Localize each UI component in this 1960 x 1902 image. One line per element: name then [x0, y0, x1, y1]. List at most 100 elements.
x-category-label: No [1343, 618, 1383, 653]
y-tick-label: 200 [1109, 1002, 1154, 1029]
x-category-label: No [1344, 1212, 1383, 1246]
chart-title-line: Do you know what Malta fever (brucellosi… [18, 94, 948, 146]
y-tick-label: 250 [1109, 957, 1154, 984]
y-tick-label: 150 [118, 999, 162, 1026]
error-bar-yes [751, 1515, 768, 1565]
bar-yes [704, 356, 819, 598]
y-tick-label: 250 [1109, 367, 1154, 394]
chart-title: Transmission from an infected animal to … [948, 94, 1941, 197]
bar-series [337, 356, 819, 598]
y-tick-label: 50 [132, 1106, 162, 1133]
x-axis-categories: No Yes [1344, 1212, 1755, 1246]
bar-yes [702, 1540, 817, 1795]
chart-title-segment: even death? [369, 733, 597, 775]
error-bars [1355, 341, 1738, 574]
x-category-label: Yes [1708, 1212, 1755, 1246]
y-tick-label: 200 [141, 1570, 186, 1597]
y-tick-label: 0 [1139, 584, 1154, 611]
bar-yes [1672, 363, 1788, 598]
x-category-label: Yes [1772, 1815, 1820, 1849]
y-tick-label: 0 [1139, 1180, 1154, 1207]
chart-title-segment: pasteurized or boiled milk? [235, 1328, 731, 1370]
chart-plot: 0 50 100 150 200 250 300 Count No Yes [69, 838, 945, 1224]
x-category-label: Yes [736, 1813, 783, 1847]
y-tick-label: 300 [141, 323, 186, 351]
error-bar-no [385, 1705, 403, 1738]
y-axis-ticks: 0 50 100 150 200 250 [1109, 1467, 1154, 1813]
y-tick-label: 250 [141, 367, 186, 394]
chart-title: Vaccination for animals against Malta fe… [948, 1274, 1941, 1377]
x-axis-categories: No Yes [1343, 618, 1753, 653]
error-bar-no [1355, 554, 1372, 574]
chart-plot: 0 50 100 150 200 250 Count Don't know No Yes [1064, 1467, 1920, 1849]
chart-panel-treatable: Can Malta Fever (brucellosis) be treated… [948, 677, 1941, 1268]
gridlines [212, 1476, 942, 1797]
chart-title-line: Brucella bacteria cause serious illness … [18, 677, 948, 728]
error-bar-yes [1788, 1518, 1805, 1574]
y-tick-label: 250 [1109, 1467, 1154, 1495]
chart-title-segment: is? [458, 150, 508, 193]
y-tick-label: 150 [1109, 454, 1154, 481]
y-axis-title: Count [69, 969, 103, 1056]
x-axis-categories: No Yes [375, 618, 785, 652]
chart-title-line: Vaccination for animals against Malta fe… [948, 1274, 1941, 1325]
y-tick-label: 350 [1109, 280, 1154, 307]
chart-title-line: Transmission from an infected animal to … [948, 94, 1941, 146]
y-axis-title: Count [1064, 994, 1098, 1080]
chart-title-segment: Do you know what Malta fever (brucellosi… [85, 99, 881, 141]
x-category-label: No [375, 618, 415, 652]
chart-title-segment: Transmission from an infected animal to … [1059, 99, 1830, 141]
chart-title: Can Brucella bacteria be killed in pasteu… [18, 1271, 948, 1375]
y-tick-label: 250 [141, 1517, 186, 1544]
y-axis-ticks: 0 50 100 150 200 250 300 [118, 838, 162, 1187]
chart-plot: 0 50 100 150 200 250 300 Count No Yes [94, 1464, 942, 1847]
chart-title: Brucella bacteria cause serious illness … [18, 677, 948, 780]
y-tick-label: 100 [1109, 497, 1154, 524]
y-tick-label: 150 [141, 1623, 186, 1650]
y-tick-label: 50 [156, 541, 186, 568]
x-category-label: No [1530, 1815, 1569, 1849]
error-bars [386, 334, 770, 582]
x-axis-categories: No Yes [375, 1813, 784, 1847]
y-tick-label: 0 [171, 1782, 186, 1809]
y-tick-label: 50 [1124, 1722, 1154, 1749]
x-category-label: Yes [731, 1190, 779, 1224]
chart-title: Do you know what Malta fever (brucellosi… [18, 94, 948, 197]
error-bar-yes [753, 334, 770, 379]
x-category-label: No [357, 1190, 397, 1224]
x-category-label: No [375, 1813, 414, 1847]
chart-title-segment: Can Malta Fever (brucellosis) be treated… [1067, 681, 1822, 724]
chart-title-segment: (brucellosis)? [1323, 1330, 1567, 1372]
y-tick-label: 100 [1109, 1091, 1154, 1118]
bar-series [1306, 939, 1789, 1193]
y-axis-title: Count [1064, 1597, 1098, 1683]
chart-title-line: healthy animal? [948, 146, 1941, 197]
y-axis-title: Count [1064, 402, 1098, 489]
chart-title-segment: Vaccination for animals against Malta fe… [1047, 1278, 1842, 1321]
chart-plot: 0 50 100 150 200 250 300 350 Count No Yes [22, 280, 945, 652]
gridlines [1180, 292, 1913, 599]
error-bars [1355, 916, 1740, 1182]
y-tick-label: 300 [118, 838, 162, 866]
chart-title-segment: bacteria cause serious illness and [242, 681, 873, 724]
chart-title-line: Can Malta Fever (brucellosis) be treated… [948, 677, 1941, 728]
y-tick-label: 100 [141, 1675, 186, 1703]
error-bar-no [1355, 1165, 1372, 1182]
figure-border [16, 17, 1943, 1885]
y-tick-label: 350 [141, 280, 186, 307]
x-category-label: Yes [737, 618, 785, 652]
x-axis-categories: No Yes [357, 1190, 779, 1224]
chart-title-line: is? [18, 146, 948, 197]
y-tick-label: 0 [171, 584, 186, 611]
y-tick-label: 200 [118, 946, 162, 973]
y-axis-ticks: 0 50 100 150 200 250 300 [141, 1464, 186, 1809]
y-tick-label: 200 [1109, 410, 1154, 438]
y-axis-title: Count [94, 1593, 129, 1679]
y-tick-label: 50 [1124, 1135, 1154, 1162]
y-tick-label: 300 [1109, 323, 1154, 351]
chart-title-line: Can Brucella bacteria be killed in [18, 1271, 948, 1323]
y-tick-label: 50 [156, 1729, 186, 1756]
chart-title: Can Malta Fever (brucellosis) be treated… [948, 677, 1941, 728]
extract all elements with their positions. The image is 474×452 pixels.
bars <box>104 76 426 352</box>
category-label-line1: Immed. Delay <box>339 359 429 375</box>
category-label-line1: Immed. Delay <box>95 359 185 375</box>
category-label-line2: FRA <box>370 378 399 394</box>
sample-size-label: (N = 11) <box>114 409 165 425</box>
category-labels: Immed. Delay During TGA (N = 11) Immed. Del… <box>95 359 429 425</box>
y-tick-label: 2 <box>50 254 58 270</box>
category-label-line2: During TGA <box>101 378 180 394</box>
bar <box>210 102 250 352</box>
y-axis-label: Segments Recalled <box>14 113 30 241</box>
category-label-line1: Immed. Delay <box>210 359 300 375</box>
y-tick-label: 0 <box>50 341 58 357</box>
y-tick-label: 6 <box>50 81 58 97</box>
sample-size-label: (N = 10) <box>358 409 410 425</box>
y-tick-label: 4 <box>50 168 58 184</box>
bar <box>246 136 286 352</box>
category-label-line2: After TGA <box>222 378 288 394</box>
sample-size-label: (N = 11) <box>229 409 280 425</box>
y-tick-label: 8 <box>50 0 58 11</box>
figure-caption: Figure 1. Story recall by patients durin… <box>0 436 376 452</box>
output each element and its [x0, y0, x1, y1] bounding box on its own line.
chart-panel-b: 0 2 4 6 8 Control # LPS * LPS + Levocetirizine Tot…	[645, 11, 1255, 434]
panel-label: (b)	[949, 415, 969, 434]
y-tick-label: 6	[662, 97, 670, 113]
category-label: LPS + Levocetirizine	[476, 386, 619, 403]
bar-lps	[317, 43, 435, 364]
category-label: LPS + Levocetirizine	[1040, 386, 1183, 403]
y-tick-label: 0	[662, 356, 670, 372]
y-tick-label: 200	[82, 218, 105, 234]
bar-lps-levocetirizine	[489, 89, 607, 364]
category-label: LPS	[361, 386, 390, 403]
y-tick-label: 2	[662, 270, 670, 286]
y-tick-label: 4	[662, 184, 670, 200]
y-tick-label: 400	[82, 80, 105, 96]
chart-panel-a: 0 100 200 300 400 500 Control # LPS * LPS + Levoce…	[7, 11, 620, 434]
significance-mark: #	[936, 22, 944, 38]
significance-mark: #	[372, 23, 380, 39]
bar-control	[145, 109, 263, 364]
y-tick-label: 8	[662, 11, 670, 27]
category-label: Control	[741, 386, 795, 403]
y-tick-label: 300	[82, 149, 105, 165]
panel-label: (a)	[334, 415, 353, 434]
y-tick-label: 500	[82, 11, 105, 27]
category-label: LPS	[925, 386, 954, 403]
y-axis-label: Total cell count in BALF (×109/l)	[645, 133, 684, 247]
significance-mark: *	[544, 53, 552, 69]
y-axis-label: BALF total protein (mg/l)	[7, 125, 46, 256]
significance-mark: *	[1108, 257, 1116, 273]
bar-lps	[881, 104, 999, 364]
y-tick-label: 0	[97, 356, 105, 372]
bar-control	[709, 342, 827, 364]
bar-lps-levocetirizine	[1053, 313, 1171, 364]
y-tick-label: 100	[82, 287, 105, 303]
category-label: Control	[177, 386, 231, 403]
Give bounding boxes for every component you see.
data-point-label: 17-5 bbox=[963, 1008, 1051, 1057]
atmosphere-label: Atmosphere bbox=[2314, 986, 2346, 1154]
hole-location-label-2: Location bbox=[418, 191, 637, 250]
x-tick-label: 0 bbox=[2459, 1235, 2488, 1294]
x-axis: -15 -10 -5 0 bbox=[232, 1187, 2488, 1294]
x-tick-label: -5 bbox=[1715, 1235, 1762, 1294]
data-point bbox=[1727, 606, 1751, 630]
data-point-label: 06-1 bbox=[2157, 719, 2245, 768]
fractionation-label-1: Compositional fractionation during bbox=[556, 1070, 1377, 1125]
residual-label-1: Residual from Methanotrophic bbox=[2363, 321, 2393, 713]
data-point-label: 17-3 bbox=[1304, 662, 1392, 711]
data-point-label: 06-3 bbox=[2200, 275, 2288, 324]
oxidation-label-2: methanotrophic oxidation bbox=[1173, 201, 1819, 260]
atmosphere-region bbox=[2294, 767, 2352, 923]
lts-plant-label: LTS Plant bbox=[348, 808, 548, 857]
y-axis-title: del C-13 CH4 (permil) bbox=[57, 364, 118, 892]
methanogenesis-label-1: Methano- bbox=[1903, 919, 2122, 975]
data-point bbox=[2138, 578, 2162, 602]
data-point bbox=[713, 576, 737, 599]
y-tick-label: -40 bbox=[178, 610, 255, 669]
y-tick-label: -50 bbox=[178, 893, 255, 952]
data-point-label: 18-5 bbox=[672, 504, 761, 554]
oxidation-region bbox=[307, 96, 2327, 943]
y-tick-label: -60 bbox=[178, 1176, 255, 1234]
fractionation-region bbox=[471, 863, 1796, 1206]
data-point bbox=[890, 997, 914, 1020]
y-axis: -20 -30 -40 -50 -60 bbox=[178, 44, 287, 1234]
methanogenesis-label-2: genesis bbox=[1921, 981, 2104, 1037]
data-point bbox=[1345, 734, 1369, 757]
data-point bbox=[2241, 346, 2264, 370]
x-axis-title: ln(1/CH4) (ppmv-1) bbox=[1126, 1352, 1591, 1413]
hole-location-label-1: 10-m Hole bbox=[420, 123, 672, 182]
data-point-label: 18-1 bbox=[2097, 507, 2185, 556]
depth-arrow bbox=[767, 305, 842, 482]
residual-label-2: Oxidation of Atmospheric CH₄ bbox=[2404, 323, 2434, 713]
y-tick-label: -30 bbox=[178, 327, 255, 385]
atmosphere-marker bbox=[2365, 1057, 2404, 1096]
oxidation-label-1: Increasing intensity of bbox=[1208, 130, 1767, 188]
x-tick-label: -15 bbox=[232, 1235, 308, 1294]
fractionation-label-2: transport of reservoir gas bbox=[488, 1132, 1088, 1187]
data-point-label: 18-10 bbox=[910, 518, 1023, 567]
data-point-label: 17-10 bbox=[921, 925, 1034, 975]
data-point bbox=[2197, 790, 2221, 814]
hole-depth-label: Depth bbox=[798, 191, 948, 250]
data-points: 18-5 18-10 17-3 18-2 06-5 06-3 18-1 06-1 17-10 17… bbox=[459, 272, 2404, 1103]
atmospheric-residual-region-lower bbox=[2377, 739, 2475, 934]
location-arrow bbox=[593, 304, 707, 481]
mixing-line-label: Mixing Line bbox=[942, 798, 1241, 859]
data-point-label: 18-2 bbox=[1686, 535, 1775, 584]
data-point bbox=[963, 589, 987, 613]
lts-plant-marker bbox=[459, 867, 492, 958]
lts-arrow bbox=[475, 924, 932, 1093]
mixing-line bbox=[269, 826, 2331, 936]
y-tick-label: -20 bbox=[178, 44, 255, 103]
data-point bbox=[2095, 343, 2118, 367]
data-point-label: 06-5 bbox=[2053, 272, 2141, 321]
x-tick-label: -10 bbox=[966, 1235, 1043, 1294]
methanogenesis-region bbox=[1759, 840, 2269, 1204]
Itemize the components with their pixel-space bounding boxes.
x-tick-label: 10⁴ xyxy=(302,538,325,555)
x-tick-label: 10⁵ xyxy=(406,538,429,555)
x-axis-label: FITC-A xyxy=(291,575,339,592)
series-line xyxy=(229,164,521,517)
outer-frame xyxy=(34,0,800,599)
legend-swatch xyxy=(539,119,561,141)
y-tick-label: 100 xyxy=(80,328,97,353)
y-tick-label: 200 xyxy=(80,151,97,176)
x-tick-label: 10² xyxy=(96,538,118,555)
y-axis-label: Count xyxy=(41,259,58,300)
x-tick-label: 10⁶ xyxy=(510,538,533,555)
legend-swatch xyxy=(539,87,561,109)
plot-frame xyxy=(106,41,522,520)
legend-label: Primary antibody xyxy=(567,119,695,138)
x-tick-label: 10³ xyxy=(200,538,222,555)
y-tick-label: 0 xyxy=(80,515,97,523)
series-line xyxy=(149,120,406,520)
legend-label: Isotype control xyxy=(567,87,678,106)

→ **PROBLEM STATEMENT**
Each line above with the word "bacteria" must be returned.

→ **SOLUTION**
chart-title-line: Brucella bacteria cause serious illness … [18, 677, 948, 728]
chart-title: Can Brucella bacteria be killed in pasteu… [18, 1271, 948, 1375]
chart-title: Brucella bacteria cause serious illness … [18, 677, 948, 780]
chart-title-segment: bacteria cause serious illness and [242, 681, 873, 724]
chart-title-line: Can Brucella bacteria be killed in [18, 1271, 948, 1323]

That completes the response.